- _Raw records_:
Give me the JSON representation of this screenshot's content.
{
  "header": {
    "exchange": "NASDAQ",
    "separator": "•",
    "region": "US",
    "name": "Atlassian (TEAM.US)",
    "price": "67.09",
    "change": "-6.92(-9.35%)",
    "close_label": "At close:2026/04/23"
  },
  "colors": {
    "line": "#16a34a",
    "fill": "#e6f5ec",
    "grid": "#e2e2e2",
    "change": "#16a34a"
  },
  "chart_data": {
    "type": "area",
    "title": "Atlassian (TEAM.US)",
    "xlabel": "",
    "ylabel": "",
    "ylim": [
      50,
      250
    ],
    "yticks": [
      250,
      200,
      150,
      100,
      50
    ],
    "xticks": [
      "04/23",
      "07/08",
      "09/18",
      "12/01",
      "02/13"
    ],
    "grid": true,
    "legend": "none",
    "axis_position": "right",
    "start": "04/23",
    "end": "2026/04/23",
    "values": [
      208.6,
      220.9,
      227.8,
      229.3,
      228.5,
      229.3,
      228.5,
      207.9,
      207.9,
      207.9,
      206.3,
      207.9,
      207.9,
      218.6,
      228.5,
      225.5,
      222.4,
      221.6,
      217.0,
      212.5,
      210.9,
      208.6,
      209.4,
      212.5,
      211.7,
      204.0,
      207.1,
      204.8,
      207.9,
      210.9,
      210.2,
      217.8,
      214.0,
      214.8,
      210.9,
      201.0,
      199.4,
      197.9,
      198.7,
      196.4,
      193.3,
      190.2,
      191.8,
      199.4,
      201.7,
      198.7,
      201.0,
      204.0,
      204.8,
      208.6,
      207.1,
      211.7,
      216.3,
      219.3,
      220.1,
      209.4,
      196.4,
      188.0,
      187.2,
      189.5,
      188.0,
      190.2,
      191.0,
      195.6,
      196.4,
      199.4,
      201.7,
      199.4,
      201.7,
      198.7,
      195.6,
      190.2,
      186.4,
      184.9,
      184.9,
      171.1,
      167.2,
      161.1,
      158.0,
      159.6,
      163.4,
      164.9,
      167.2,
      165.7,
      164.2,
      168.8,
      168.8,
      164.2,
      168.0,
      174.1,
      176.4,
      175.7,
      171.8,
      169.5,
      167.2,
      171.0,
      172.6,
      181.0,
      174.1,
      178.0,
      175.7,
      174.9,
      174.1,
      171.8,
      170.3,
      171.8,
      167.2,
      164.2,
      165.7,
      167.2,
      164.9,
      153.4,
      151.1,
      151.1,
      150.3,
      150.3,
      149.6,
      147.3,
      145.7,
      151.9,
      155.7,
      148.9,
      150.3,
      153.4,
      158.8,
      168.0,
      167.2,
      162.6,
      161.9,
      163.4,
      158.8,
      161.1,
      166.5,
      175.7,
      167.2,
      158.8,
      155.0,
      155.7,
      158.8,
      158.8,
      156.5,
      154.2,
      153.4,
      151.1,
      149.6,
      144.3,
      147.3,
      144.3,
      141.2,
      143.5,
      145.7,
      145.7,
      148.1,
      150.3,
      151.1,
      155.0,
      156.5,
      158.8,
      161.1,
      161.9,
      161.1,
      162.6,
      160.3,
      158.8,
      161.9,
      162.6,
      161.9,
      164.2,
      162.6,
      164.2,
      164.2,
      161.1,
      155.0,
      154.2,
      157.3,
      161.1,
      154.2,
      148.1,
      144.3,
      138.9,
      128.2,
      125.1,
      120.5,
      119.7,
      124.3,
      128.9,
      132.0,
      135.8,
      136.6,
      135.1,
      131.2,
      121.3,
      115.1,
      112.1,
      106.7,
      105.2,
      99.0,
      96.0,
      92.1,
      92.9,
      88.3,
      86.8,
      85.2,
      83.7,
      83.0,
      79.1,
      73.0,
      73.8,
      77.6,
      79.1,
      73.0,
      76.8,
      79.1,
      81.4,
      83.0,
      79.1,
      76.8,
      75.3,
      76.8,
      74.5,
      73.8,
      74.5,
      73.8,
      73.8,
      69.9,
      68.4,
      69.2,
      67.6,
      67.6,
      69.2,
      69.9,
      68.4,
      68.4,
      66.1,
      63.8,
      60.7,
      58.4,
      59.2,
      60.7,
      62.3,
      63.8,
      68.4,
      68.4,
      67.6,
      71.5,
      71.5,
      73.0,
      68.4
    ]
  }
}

- _Task instructions_:
Retype the listing exactly, in full.

- _The solution_:
Give me the JSON representation of this screenshot's content.
{
  "header": {
    "exchange": "NASDAQ",
    "separator": "•",
    "region": "US",
    "name": "Atlassian (TEAM.US)",
    "price": "67.09",
    "change": "-6.92(-9.35%)",
    "close_label": "At close:2026/04/23"
  },
  "colors": {
    "line": "#16a34a",
    "fill": "#e6f5ec",
    "grid": "#e2e2e2",
    "change": "#16a34a"
  },
  "chart_data": {
    "type": "area",
    "title": "Atlassian (TEAM.US)",
    "xlabel": "",
    "ylabel": "",
    "ylim": [
      50,
      250
    ],
    "yticks": [
      250,
      200,
      150,
      100,
      50
    ],
    "xticks": [
      "04/23",
      "07/08",
      "09/18",
      "12/01",
      "02/13"
    ],
    "grid": true,
    "legend": "none",
    "axis_position": "right",
    "start": "04/23",
    "end": "2026/04/23",
    "values": [
      208.6,
      220.9,
      227.8,
      229.3,
      228.5,
      229.3,
      228.5,
      207.9,
      207.9,
      207.9,
      206.3,
      207.9,
      207.9,
      218.6,
      228.5,
      225.5,
      222.4,
      221.6,
      217.0,
      212.5,
      210.9,
      208.6,
      209.4,
      212.5,
      211.7,
      204.0,
      207.1,
      204.8,
      207.9,
      210.9,
      210.2,
      217.8,
      214.0,
      214.8,
      210.9,
      201.0,
      199.4,
      197.9,
      198.7,
      196.4,
      193.3,
      190.2,
      191.8,
      199.4,
      201.7,
      198.7,
      201.0,
      204.0,
      204.8,
      208.6,
      207.1,
      211.7,
      216.3,
      219.3,
      220.1,
      209.4,
      196.4,
      188.0,
      187.2,
      189.5,
      188.0,
      190.2,
      191.0,
      195.6,
      196.4,
      199.4,
      201.7,
      199.4,
      201.7,
      198.7,
      195.6,
      190.2,
      186.4,
      184.9,
      184.9,
      171.1,
      167.2,
      161.1,
      158.0,
      159.6,
      163.4,
      164.9,
      167.2,
      165.7,
      164.2,
      168.8,
      168.8,
      164.2,
      168.0,
      174.1,
      176.4,
      175.7,
      171.8,
      169.5,
      167.2,
      171.0,
      172.6,
      181.0,
      174.1,
      178.0,
      175.7,
      174.9,
      174.1,
      171.8,
      170.3,
      171.8,
      167.2,
      164.2,
      165.7,
      167.2,
      164.9,
      153.4,
      151.1,
      151.1,
      150.3,
      150.3,
      149.6,
      147.3,
      145.7,
      151.9,
      155.7,
      148.9,
      150.3,
      153.4,
      158.8,
      168.0,
      167.2,
      162.6,
      161.9,
      163.4,
      158.8,
      161.1,
      166.5,
      175.7,
      167.2,
      158.8,
      155.0,
      155.7,
      158.8,
      158.8,
      156.5,
      154.2,
      153.4,
      151.1,
      149.6,
      144.3,
      147.3,
      144.3,
      141.2,
      143.5,
      145.7,
      145.7,
      148.1,
      150.3,
      151.1,
      155.0,
      156.5,
      158.8,
      161.1,
      161.9,
      161.1,
      162.6,
      160.3,
      158.8,
      161.9,
      162.6,
      161.9,
      164.2,
      162.6,
      164.2,
      164.2,
      161.1,
      155.0,
      154.2,
      157.3,
      161.1,
      154.2,
      148.1,
      144.3,
      138.9,
      128.2,
      125.1,
      120.5,
      119.7,
      124.3,
      128.9,
      132.0,
      135.8,
      136.6,
      135.1,
      131.2,
      121.3,
      115.1,
      112.1,
      106.7,
      105.2,
      99.0,
      96.0,
      92.1,
      92.9,
      88.3,
      86.8,
      85.2,
      83.7,
      83.0,
      79.1,
      73.0,
      73.8,
      77.6,
      79.1,
      73.0,
      76.8,
      79.1,
      81.4,
      83.0,
      79.1,
      76.8,
      75.3,
      76.8,
      74.5,
      73.8,
      74.5,
      73.8,
      73.8,
      69.9,
      68.4,
      69.2,
      67.6,
      67.6,
      69.2,
      69.9,
      68.4,
      68.4,
      66.1,
      63.8,
      60.7,
      58.4,
      59.2,
      60.7,
      62.3,
      63.8,
      68.4,
      68.4,
      67.6,
      71.5,
      71.5,
      73.0,
      68.4
    ]
  }
}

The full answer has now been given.